(PASSAGE GIVEN)
__________

Last Updated: 28 April 2009

FEDERAL COURT OF AUSTRALIA


SZMZQ v Minister for Immigration and Citizenship [2009] FCA 409


Migration Act 1958 (Cth)


SZBEL v Minister for Immigration and Multicultural and Indigenous Affairs [2006] HCA 63; (2006) 228 CLR 152 referred to
SZBYR v Minister for Immigration and Citizenship [2007] HCA 26; (2007) 235 ALR 609 referred to


SZMZQ v MINISTER FOR IMMIGRATION AND CITIZENSHIP and REFUGEE REVIEW TRIBUNAL
NSD 269 of 2009


JACOBSON J
22 APRIL 2009
SYDNEY


IN THE FEDERAL COURT OF AUSTRALIA

NEW SOUTH WALES DISTRICT REGISTRY
NSD 269 of 2009

ON APPEAL FROM THE FEDERAL MAGISTRATES COURT OF AUSTRALIA

BETWEEN:
SZMZQ
Appellant

AND:
MINISTER FOR IMMIGRATION AND CITIZENSHIP
First Respondent

REFUGEE REVIEW TRIBUNAL
Second Respondent

JUDGE:
JACOBSON J
DATE OF ORDER:
22 APRIL 2009
WHERE MADE:
SYDNEY

THE COURT ORDERS THAT:


  1. The appeal be dismissed.
  2. The applicant pay the first respondent’s costs.

Note: Settlement and entry of orders is dealt with in Order 36 of the Federal Court Rules.
The text of entered orders can be located using eSearch on the Court’s website.


IN THE FEDERAL COURT OF AUSTRALIA

NEW SOUTH WALES DISTRICT REGISTRY
NSD 269 of 2009

ON APPEAL FROM THE FEDERAL MAGISTRATES COURT OF AUSTRALIA

BETWEEN:
SZMZQ
Appellant

AND:
MINISTER FOR IMMIGRATION AND CITIZENSHIP
First Respondent

REFUGEE REVIEW TRIBUNAL
Second Respondent

JUDGE:
JACOBSON J
DATE:
22 APRIL 2009
PLACE:
SYDNEY

REASONS FOR JUDGMENT

  1. This is an appeal from orders of Federal Magistrate Cameron made on 13 March 2009 dismissing an application for review of a decision of the Refugee Review Tribunal. The Tribunal affirmed a decision of a delegate of the Minister not to grant the appellant a protection visa.

__________

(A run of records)
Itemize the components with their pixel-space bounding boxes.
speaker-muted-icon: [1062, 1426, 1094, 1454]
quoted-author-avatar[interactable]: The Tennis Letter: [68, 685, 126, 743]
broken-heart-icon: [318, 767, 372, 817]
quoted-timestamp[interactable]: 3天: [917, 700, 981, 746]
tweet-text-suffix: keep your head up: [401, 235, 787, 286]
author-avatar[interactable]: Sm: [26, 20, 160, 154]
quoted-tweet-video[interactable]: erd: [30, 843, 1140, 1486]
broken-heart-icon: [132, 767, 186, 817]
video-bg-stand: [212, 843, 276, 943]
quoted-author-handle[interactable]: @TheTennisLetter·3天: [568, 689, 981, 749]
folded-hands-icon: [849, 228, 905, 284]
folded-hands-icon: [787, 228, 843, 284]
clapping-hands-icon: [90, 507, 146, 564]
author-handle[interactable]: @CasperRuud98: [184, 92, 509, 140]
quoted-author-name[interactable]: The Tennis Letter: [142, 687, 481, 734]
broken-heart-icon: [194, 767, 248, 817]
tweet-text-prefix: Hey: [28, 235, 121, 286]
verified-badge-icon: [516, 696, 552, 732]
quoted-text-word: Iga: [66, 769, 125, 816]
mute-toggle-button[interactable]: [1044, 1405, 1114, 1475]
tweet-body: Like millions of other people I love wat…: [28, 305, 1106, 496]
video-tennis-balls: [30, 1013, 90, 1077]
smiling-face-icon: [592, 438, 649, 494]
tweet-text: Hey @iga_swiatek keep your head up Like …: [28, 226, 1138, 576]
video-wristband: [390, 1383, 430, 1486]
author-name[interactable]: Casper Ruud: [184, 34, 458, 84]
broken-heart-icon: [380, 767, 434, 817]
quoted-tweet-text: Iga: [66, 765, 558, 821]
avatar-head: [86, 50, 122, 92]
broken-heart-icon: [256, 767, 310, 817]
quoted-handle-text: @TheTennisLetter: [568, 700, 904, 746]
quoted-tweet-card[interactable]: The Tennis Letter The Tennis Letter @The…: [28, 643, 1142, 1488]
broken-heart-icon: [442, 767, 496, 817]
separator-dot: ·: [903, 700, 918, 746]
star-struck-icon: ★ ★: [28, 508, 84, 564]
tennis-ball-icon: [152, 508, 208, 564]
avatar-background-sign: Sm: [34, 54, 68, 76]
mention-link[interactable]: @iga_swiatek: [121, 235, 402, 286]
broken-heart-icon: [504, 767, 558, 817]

__________

(TASK DETAILS) Copy out the part of the court judgment from "1. This is an" to "a protection visa.".

(EXPECTED ANSWER)
1. This is an appeal from orders of Federal Magistrate Cameron made on 13 March 2009 dismissing an application for review of a decision of the Refugee Review Tribunal. The Tribunal affirmed a decision of a delegate of the Minister not to grant the appellant a protection visa.